Bounding box annotations

▬▬▬

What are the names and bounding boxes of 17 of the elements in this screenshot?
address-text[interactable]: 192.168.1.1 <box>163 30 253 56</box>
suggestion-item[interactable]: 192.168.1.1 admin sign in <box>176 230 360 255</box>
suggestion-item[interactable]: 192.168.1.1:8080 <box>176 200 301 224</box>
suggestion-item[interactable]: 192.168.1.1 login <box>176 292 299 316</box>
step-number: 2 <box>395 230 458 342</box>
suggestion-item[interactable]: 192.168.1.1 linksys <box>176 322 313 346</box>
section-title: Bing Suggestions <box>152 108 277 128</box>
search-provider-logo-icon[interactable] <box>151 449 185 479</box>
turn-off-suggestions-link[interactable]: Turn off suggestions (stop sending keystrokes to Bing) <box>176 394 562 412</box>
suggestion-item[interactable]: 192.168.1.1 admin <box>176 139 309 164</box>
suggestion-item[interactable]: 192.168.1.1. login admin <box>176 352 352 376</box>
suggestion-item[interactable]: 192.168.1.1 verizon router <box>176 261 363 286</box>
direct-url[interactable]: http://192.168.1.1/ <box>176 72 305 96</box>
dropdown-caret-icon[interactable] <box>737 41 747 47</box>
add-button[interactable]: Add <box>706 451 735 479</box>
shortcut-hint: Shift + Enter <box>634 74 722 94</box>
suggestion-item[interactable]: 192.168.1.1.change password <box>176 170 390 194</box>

▬▬▬

Copy every line of the records above, character for character, without changing anything.

What are the names and bounding boxes of 17 of the elements in this screenshot?
address-text[interactable]: 192.168.1.1 <box>163 30 253 56</box>
suggestion-item[interactable]: 192.168.1.1 admin sign in <box>176 230 360 255</box>
suggestion-item[interactable]: 192.168.1.1:8080 <box>176 200 301 224</box>
suggestion-item[interactable]: 192.168.1.1 login <box>176 292 299 316</box>
step-number: 2 <box>395 230 458 342</box>
suggestion-item[interactable]: 192.168.1.1 linksys <box>176 322 313 346</box>
section-title: Bing Suggestions <box>152 108 277 128</box>
search-provider-logo-icon[interactable] <box>151 449 185 479</box>
turn-off-suggestions-link[interactable]: Turn off suggestions (stop sending keystrokes to Bing) <box>176 394 562 412</box>
suggestion-item[interactable]: 192.168.1.1 admin <box>176 139 309 164</box>
suggestion-item[interactable]: 192.168.1.1. login admin <box>176 352 352 376</box>
suggestion-item[interactable]: 192.168.1.1 verizon router <box>176 261 363 286</box>
direct-url[interactable]: http://192.168.1.1/ <box>176 72 305 96</box>
dropdown-caret-icon[interactable] <box>737 41 747 47</box>
add-button[interactable]: Add <box>706 451 735 479</box>
shortcut-hint: Shift + Enter <box>634 74 722 94</box>
suggestion-item[interactable]: 192.168.1.1.change password <box>176 170 390 194</box>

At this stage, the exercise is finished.